Transcribe the listing exactly, leaving out every picture.
Start of GIVEN ENTRIES
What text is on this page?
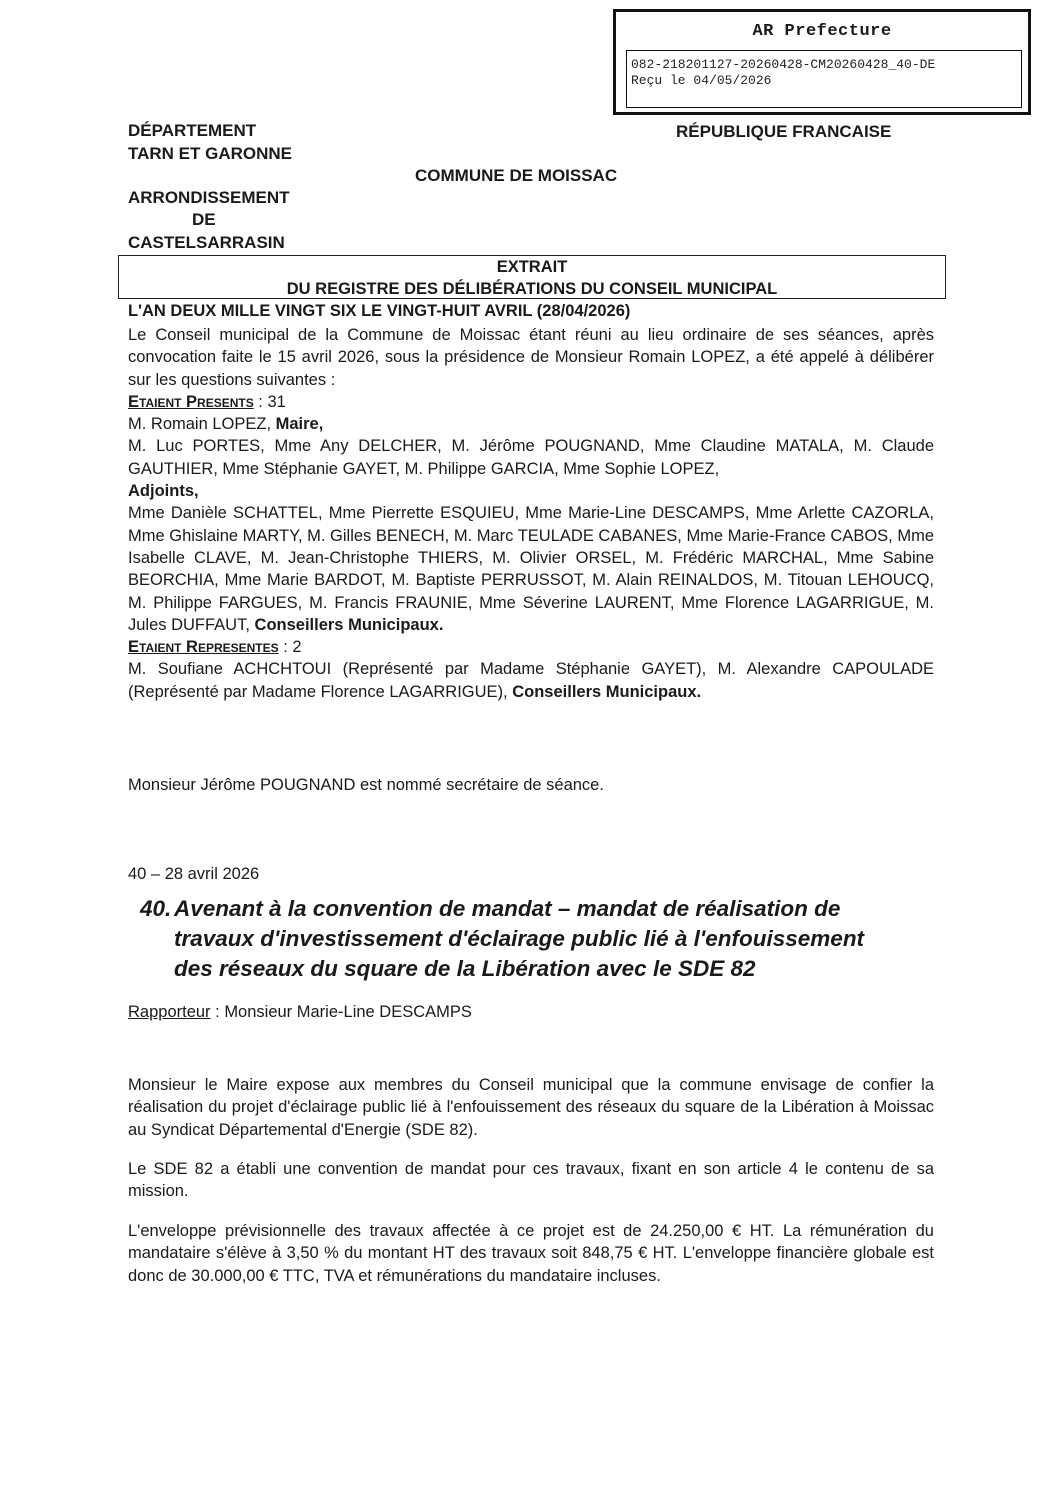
AR Prefecture
082-218201127-20260428-CM20260428_40-DE
Reçu le 04/05/2026
DÉPARTEMENT
TARN ET GARONNE
RÉPUBLIQUE FRANCAISE
COMMUNE DE MOISSAC
ARRONDISSEMENT
DE
CASTELSARRASIN
EXTRAIT
DU REGISTRE DES DÉLIBÉRATIONS DU CONSEIL MUNICIPAL
L'AN DEUX MILLE VINGT SIX LE VINGT-HUIT AVRIL (28/04/2026)

Le Conseil municipal de la Commune de Moissac étant réuni au lieu ordinaire de ses séances, après convocation faite le 15 avril 2026, sous la présidence de Monsieur Romain LOPEZ, a été appelé à délibérer sur les questions suivantes :

Etaient Presents : 31

M. Romain LOPEZ, Maire,

M. Luc PORTES, Mme Any DELCHER, M. Jérôme POUGNAND, Mme Claudine MATALA, M. Claude GAUTHIER, Mme Stéphanie GAYET, M. Philippe GARCIA, Mme Sophie LOPEZ,

Adjoints,

Mme Danièle SCHATTEL, Mme Pierrette ESQUIEU, Mme Marie-Line DESCAMPS, Mme Arlette CAZORLA, Mme Ghislaine MARTY, M. Gilles BENECH, M. Marc TEULADE CABANES, Mme Marie-France CABOS, Mme Isabelle CLAVE, M. Jean-Christophe THIERS, M. Olivier ORSEL, M. Frédéric MARCHAL, Mme Sabine BEORCHIA, Mme Marie BARDOT, M. Baptiste PERRUSSOT, M. Alain REINALDOS, M. Titouan LEHOUCQ, M. Philippe FARGUES, M. Francis FRAUNIE, Mme Séverine LAURENT, Mme Florence LAGARRIGUE, M. Jules DUFFAUT, Conseillers Municipaux.

Etaient Representes : 2

M. Soufiane ACHCHTOUI (Représenté par Madame Stéphanie GAYET), M. Alexandre CAPOULADE (Représenté par Madame Florence LAGARRIGUE), Conseillers Municipaux.

Monsieur Jérôme POUGNAND est nommé secrétaire de séance.
40 – 28 avril 2026
40. Avenant à la convention de mandat – mandat de réalisation de
travaux d'investissement d'éclairage public lié à l'enfouissement
des réseaux du square de la Libération avec le SDE 82
Rapporteur : Monsieur Marie-Line DESCAMPS
Monsieur le Maire expose aux membres du Conseil municipal que la commune envisage de confier la réalisation du projet d'éclairage public lié à l'enfouissement des réseaux du square de la Libération à Moissac au Syndicat Départemental d'Energie (SDE 82).
Le SDE 82 a établi une convention de mandat pour ces travaux, fixant en son article 4 le contenu de sa mission.
L'enveloppe prévisionnelle des travaux affectée à ce projet est de 24.250,00 € HT. La rémunération du mandataire s'élève à 3,50 % du montant HT des travaux soit 848,75 € HT. L'enveloppe financière globale est donc de 30.000,00 € TTC, TVA et rémunérations du mandataire incluses.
End of GIVEN ENTRIES
* [EXERCISE RESPONSE]
What text is on this page?
AR Prefecture
082-218201127-20260428-CM20260428_40-DE
Reçu le 04/05/2026
DÉPARTEMENT
TARN ET GARONNE
RÉPUBLIQUE FRANCAISE
COMMUNE DE MOISSAC
ARRONDISSEMENT
DE
CASTELSARRASIN
EXTRAIT
DU REGISTRE DES DÉLIBÉRATIONS DU CONSEIL MUNICIPAL
L'AN DEUX MILLE VINGT SIX LE VINGT-HUIT AVRIL (28/04/2026)

Le Conseil municipal de la Commune de Moissac étant réuni au lieu ordinaire de ses séances, après convocation faite le 15 avril 2026, sous la présidence de Monsieur Romain LOPEZ, a été appelé à délibérer sur les questions suivantes :

Etaient Presents : 31

M. Romain LOPEZ, Maire,

M. Luc PORTES, Mme Any DELCHER, M. Jérôme POUGNAND, Mme Claudine MATALA, M. Claude GAUTHIER, Mme Stéphanie GAYET, M. Philippe GARCIA, Mme Sophie LOPEZ,

Adjoints,

Mme Danièle SCHATTEL, Mme Pierrette ESQUIEU, Mme Marie-Line DESCAMPS, Mme Arlette CAZORLA, Mme Ghislaine MARTY, M. Gilles BENECH, M. Marc TEULADE CABANES, Mme Marie-France CABOS, Mme Isabelle CLAVE, M. Jean-Christophe THIERS, M. Olivier ORSEL, M. Frédéric MARCHAL, Mme Sabine BEORCHIA, Mme Marie BARDOT, M. Baptiste PERRUSSOT, M. Alain REINALDOS, M. Titouan LEHOUCQ, M. Philippe FARGUES, M. Francis FRAUNIE, Mme Séverine LAURENT, Mme Florence LAGARRIGUE, M. Jules DUFFAUT, Conseillers Municipaux.

Etaient Representes : 2

M. Soufiane ACHCHTOUI (Représenté par Madame Stéphanie GAYET), M. Alexandre CAPOULADE (Représenté par Madame Florence LAGARRIGUE), Conseillers Municipaux.

Monsieur Jérôme POUGNAND est nommé secrétaire de séance.
40 – 28 avril 2026
40. Avenant à la convention de mandat – mandat de réalisation de
travaux d'investissement d'éclairage public lié à l'enfouissement
des réseaux du square de la Libération avec le SDE 82
Rapporteur : Monsieur Marie-Line DESCAMPS
Monsieur le Maire expose aux membres du Conseil municipal que la commune envisage de confier la réalisation du projet d'éclairage public lié à l'enfouissement des réseaux du square de la Libération à Moissac au Syndicat Départemental d'Energie (SDE 82).
Le SDE 82 a établi une convention de mandat pour ces travaux, fixant en son article 4 le contenu de sa mission.
L'enveloppe prévisionnelle des travaux affectée à ce projet est de 24.250,00 € HT. La rémunération du mandataire s'élève à 3,50 % du montant HT des travaux soit 848,75 € HT. L'enveloppe financière globale est donc de 30.000,00 € TTC, TVA et rémunérations du mandataire incluses.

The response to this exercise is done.